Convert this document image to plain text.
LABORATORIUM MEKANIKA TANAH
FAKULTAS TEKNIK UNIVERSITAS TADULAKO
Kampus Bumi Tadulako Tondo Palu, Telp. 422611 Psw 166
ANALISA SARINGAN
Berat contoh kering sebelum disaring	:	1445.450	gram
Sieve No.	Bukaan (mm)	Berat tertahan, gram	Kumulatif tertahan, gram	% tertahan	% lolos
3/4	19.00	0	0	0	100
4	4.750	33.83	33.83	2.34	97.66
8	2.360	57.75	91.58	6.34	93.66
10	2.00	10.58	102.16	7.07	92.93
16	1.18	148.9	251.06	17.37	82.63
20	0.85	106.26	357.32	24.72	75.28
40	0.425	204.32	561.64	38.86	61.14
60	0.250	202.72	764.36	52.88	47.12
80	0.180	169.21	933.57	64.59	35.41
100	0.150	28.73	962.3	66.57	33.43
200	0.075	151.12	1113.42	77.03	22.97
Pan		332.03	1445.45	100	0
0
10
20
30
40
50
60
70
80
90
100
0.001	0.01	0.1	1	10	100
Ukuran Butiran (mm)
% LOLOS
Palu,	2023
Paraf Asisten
- - - -
Your task is to retype all the records above with nothing left out.

• [CORRECT RESPONSE]
Convert this document image to plain text.
LABORATORIUM MEKANIKA TANAH
FAKULTAS TEKNIK UNIVERSITAS TADULAKO
Kampus Bumi Tadulako Tondo Palu, Telp. 422611 Psw 166
ANALISA SARINGAN
Berat contoh kering sebelum disaring	:	1445.450	gram
Sieve No.	Bukaan (mm)	Berat tertahan, gram	Kumulatif tertahan, gram	% tertahan	% lolos
3/4	19.00	0	0	0	100
4	4.750	33.83	33.83	2.34	97.66
8	2.360	57.75	91.58	6.34	93.66
10	2.00	10.58	102.16	7.07	92.93
16	1.18	148.9	251.06	17.37	82.63
20	0.85	106.26	357.32	24.72	75.28
40	0.425	204.32	561.64	38.86	61.14
60	0.250	202.72	764.36	52.88	47.12
80	0.180	169.21	933.57	64.59	35.41
100	0.150	28.73	962.3	66.57	33.43
200	0.075	151.12	1113.42	77.03	22.97
Pan		332.03	1445.45	100	0
0
10
20
30
40
50
60
70
80
90
100
0.001	0.01	0.1	1	10	100
Ukuran Butiran (mm)
% LOLOS
Palu,	2023
Paraf Asisten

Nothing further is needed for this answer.